## [Directive]
Identify every line in the records below that contains the word "بهداشتی", and reproduce each one.
* Begin Given data *
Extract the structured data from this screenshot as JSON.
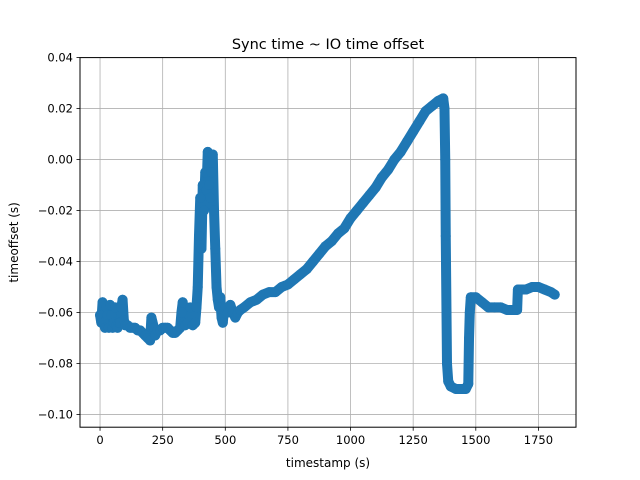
{
  "chart_data": {
    "type": "scatter",
    "title": "Sync time ~ IO time offset",
    "xlabel": "timestamp (s)",
    "ylabel": "timeoffset (s)",
    "xlim": [
      -80,
      1900
    ],
    "ylim": [
      -0.105,
      0.04
    ],
    "xticks": [
      0,
      250,
      500,
      750,
      1000,
      1250,
      1500,
      1750
    ],
    "xtick_labels": [
      "0",
      "250",
      "500",
      "750",
      "1000",
      "1250",
      "1500",
      "1750"
    ],
    "yticks": [
      -0.1,
      -0.08,
      -0.06,
      -0.04,
      -0.02,
      0.0,
      0.02,
      0.04
    ],
    "ytick_labels": [
      "−0.10",
      "−0.08",
      "−0.06",
      "−0.04",
      "−0.02",
      "0.00",
      "0.02",
      "0.04"
    ],
    "grid": true,
    "series_color": "#1f77b4",
    "series": [
      {
        "points": [
          [
            0,
            -0.061
          ],
          [
            5,
            -0.064
          ],
          [
            10,
            -0.056
          ],
          [
            15,
            -0.064
          ],
          [
            20,
            -0.066
          ],
          [
            25,
            -0.058
          ],
          [
            30,
            -0.061
          ],
          [
            35,
            -0.066
          ],
          [
            40,
            -0.057
          ],
          [
            45,
            -0.061
          ],
          [
            50,
            -0.066
          ],
          [
            55,
            -0.064
          ],
          [
            60,
            -0.058
          ],
          [
            65,
            -0.065
          ],
          [
            70,
            -0.066
          ],
          [
            75,
            -0.064
          ],
          [
            80,
            -0.064
          ],
          [
            85,
            -0.058
          ],
          [
            90,
            -0.055
          ],
          [
            95,
            -0.063
          ],
          [
            100,
            -0.065
          ],
          [
            110,
            -0.065
          ],
          [
            120,
            -0.066
          ],
          [
            130,
            -0.066
          ],
          [
            140,
            -0.066
          ],
          [
            150,
            -0.067
          ],
          [
            160,
            -0.067
          ],
          [
            170,
            -0.068
          ],
          [
            180,
            -0.069
          ],
          [
            190,
            -0.07
          ],
          [
            200,
            -0.071
          ],
          [
            205,
            -0.062
          ],
          [
            210,
            -0.064
          ],
          [
            215,
            -0.066
          ],
          [
            220,
            -0.069
          ],
          [
            230,
            -0.067
          ],
          [
            240,
            -0.067
          ],
          [
            250,
            -0.066
          ],
          [
            260,
            -0.066
          ],
          [
            270,
            -0.066
          ],
          [
            280,
            -0.067
          ],
          [
            290,
            -0.068
          ],
          [
            300,
            -0.068
          ],
          [
            310,
            -0.067
          ],
          [
            320,
            -0.066
          ],
          [
            325,
            -0.06
          ],
          [
            330,
            -0.056
          ],
          [
            335,
            -0.064
          ],
          [
            340,
            -0.065
          ],
          [
            350,
            -0.064
          ],
          [
            360,
            -0.058
          ],
          [
            370,
            -0.065
          ],
          [
            380,
            -0.064
          ],
          [
            385,
            -0.058
          ],
          [
            390,
            -0.05
          ],
          [
            395,
            -0.03
          ],
          [
            400,
            -0.015
          ],
          [
            405,
            -0.035
          ],
          [
            410,
            -0.01
          ],
          [
            415,
            -0.02
          ],
          [
            420,
            -0.005
          ],
          [
            425,
            -0.012
          ],
          [
            430,
            0.003
          ],
          [
            435,
            -0.01
          ],
          [
            440,
            -0.015
          ],
          [
            445,
            -0.005
          ],
          [
            450,
            0.002
          ],
          [
            455,
            -0.02
          ],
          [
            460,
            -0.035
          ],
          [
            465,
            -0.05
          ],
          [
            470,
            -0.055
          ],
          [
            475,
            -0.058
          ],
          [
            480,
            -0.054
          ],
          [
            485,
            -0.062
          ],
          [
            490,
            -0.064
          ],
          [
            495,
            -0.059
          ],
          [
            500,
            -0.058
          ],
          [
            510,
            -0.06
          ],
          [
            520,
            -0.057
          ],
          [
            530,
            -0.06
          ],
          [
            540,
            -0.062
          ],
          [
            550,
            -0.06
          ],
          [
            560,
            -0.059
          ],
          [
            575,
            -0.058
          ],
          [
            600,
            -0.056
          ],
          [
            625,
            -0.055
          ],
          [
            650,
            -0.053
          ],
          [
            675,
            -0.052
          ],
          [
            700,
            -0.052
          ],
          [
            725,
            -0.05
          ],
          [
            750,
            -0.049
          ],
          [
            775,
            -0.047
          ],
          [
            800,
            -0.045
          ],
          [
            825,
            -0.043
          ],
          [
            850,
            -0.04
          ],
          [
            875,
            -0.037
          ],
          [
            900,
            -0.034
          ],
          [
            925,
            -0.032
          ],
          [
            950,
            -0.029
          ],
          [
            975,
            -0.027
          ],
          [
            1000,
            -0.023
          ],
          [
            1025,
            -0.02
          ],
          [
            1050,
            -0.017
          ],
          [
            1075,
            -0.014
          ],
          [
            1100,
            -0.011
          ],
          [
            1125,
            -0.007
          ],
          [
            1150,
            -0.004
          ],
          [
            1175,
            0.0
          ],
          [
            1200,
            0.003
          ],
          [
            1225,
            0.007
          ],
          [
            1250,
            0.011
          ],
          [
            1275,
            0.015
          ],
          [
            1300,
            0.019
          ],
          [
            1325,
            0.021
          ],
          [
            1350,
            0.023
          ],
          [
            1370,
            0.024
          ],
          [
            1375,
            0.02
          ],
          [
            1378,
            0.0
          ],
          [
            1380,
            -0.03
          ],
          [
            1383,
            -0.06
          ],
          [
            1385,
            -0.08
          ],
          [
            1390,
            -0.087
          ],
          [
            1400,
            -0.089
          ],
          [
            1420,
            -0.09
          ],
          [
            1440,
            -0.09
          ],
          [
            1460,
            -0.09
          ],
          [
            1470,
            -0.088
          ],
          [
            1473,
            -0.07
          ],
          [
            1476,
            -0.06
          ],
          [
            1480,
            -0.054
          ],
          [
            1500,
            -0.054
          ],
          [
            1525,
            -0.056
          ],
          [
            1550,
            -0.058
          ],
          [
            1575,
            -0.058
          ],
          [
            1600,
            -0.058
          ],
          [
            1625,
            -0.059
          ],
          [
            1650,
            -0.059
          ],
          [
            1665,
            -0.059
          ],
          [
            1668,
            -0.051
          ],
          [
            1680,
            -0.051
          ],
          [
            1700,
            -0.051
          ],
          [
            1725,
            -0.05
          ],
          [
            1750,
            -0.05
          ],
          [
            1775,
            -0.051
          ],
          [
            1800,
            -0.052
          ],
          [
            1815,
            -0.053
          ]
        ]
      }
    ]
  }
}
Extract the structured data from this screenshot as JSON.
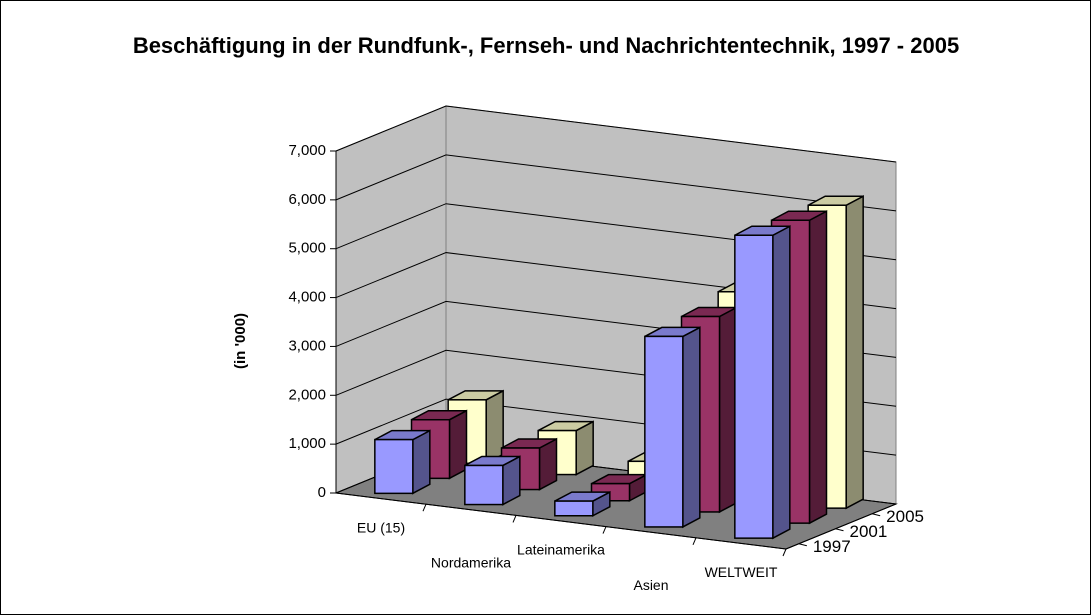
{
  "chart_data": {
    "type": "bar3d",
    "title": "Beschäftigung in der Rundfunk-, Fernseh- und Nachrichtentechnik, 1997 - 2005",
    "ylabel": "(in '000)",
    "categories": [
      "EU (15)",
      "Nordamerika",
      "Lateinamerika",
      "Asien",
      "WELTWEIT"
    ],
    "series": [
      {
        "name": "1997",
        "color": "#9999ff",
        "values": [
          1100,
          800,
          300,
          3900,
          6200
        ]
      },
      {
        "name": "2001",
        "color": "#993366",
        "values": [
          1200,
          850,
          350,
          4000,
          6200
        ]
      },
      {
        "name": "2005",
        "color": "#ffffcc",
        "values": [
          1300,
          900,
          500,
          4200,
          6200
        ]
      }
    ],
    "ylim": [
      0,
      7000
    ],
    "yticks": [
      0,
      {
        "value": 1000,
        "label": "1,000"
      },
      {
        "value": 2000,
        "label": "2,000"
      },
      {
        "value": 3000,
        "label": "3,000"
      },
      {
        "value": 4000,
        "label": "4,000"
      },
      {
        "value": 5000,
        "label": "5,000"
      },
      {
        "value": 6000,
        "label": "6,000"
      },
      {
        "value": 7000,
        "label": "7,000"
      }
    ],
    "grid": true
  }
}
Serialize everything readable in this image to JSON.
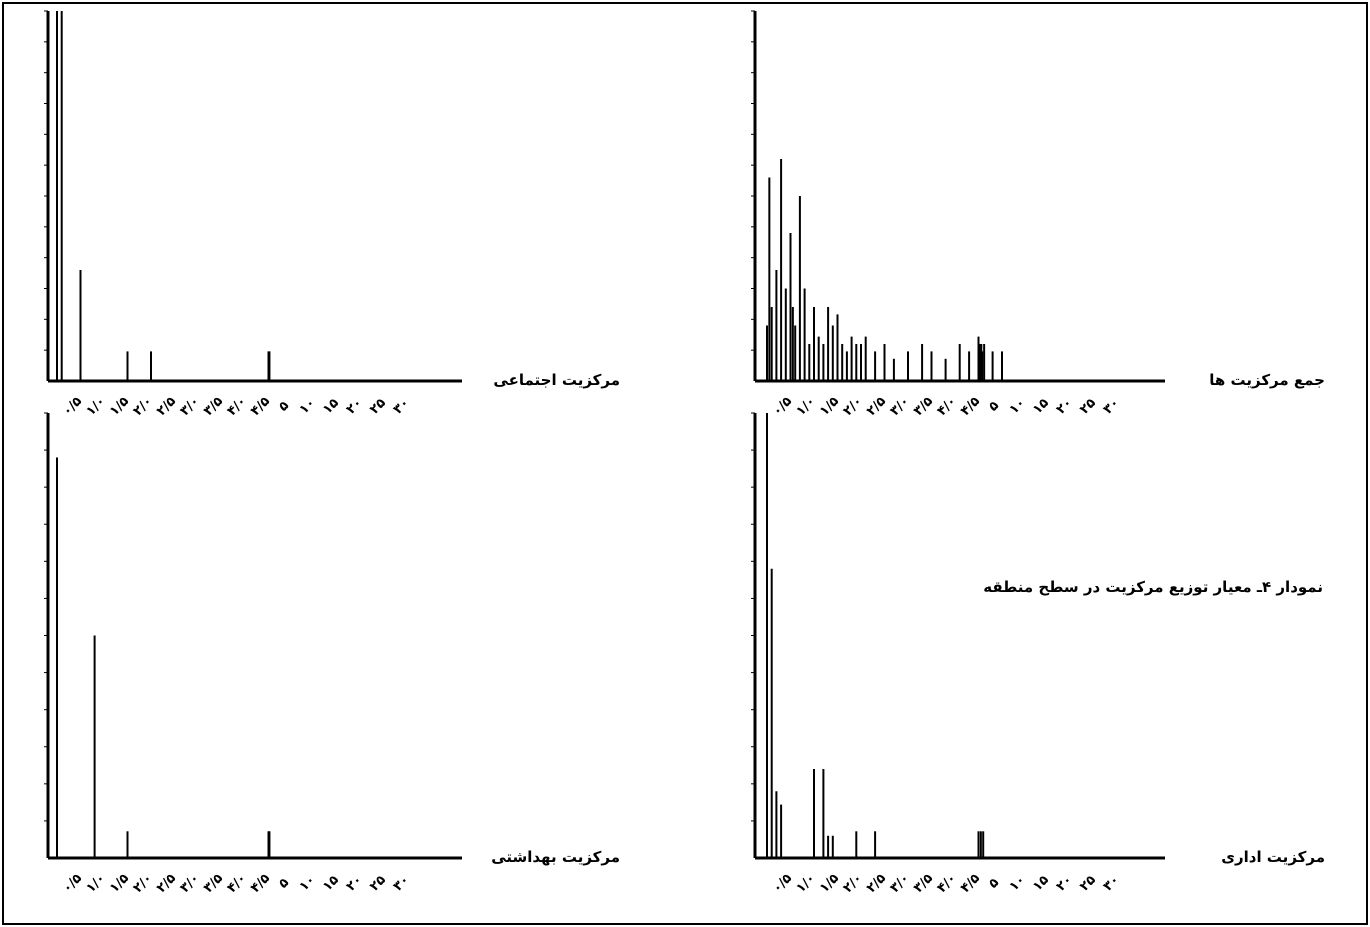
{
  "figure": {
    "title": "نمودار ۴ـ معیار توزیع مرکزیت در سطح منطقه"
  },
  "tick_labels": [
    "۰/۵",
    "۱/۰",
    "۱/۵",
    "۲/۰",
    "۲/۵",
    "۳/۰",
    "۳/۵",
    "۴/۰",
    "۴/۵",
    "۵",
    "۱۰",
    "۱۵",
    "۲۰",
    "۲۵",
    "۳۰"
  ],
  "colors": {
    "ink": "#000000",
    "paper": "#ffffff"
  },
  "chart_data": [
    {
      "id": "social",
      "type": "bar",
      "title": "مرکزیت اجتماعی",
      "xlabel": "مرکزیت اجتماعی",
      "ylabel": "",
      "grid": false,
      "x_scale": "categorical",
      "x": [
        0.5,
        0.6,
        1.0,
        2.0,
        2.5,
        5.0,
        5.2
      ],
      "values": [
        100,
        100,
        30,
        8,
        8,
        8,
        8
      ],
      "ylim": [
        0,
        100
      ]
    },
    {
      "id": "sum",
      "type": "bar",
      "title": "جمع مرکزیت ها",
      "xlabel": "جمع مرکزیت ها",
      "ylabel": "",
      "grid": false,
      "x_scale": "categorical",
      "x": [
        0.5,
        0.55,
        0.6,
        0.7,
        0.8,
        0.9,
        1.0,
        1.05,
        1.1,
        1.2,
        1.3,
        1.4,
        1.5,
        1.6,
        1.7,
        1.8,
        1.9,
        2.0,
        2.1,
        2.2,
        2.3,
        2.4,
        2.5,
        2.6,
        2.8,
        3.0,
        3.2,
        3.5,
        3.8,
        4.0,
        4.3,
        4.6,
        4.8,
        5.0,
        5.2,
        5.4,
        5.6,
        5.8,
        6.2,
        8.0,
        10.0
      ],
      "values": [
        15,
        55,
        20,
        30,
        60,
        25,
        40,
        20,
        15,
        50,
        25,
        10,
        20,
        12,
        10,
        20,
        15,
        18,
        10,
        8,
        12,
        10,
        10,
        12,
        8,
        10,
        6,
        8,
        10,
        8,
        6,
        10,
        8,
        12,
        10,
        8,
        10,
        8,
        10,
        8,
        8
      ],
      "ylim": [
        0,
        100
      ]
    },
    {
      "id": "health",
      "type": "bar",
      "title": "مرکزیت بهداشتی",
      "xlabel": "مرکزیت بهداشتی",
      "ylabel": "",
      "grid": false,
      "x_scale": "categorical",
      "x": [
        0.5,
        1.3,
        2.0,
        5.0,
        5.2
      ],
      "values": [
        90,
        50,
        6,
        6,
        6
      ],
      "ylim": [
        0,
        100
      ]
    },
    {
      "id": "administrative",
      "type": "bar",
      "title": "مرکزیت اداری",
      "xlabel": "مرکزیت اداری",
      "ylabel": "",
      "grid": false,
      "x_scale": "categorical",
      "x": [
        0.5,
        0.6,
        0.7,
        0.8,
        1.5,
        1.7,
        1.8,
        1.9,
        2.4,
        2.8,
        5.0,
        5.5,
        6.0
      ],
      "values": [
        100,
        65,
        15,
        12,
        20,
        20,
        5,
        5,
        6,
        6,
        6,
        6,
        6
      ],
      "ylim": [
        0,
        100
      ]
    }
  ]
}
* End Given data *
## [Right answer]
      "title": "مرکزیت بهداشتی",
      "xlabel": "مرکزیت بهداشتی",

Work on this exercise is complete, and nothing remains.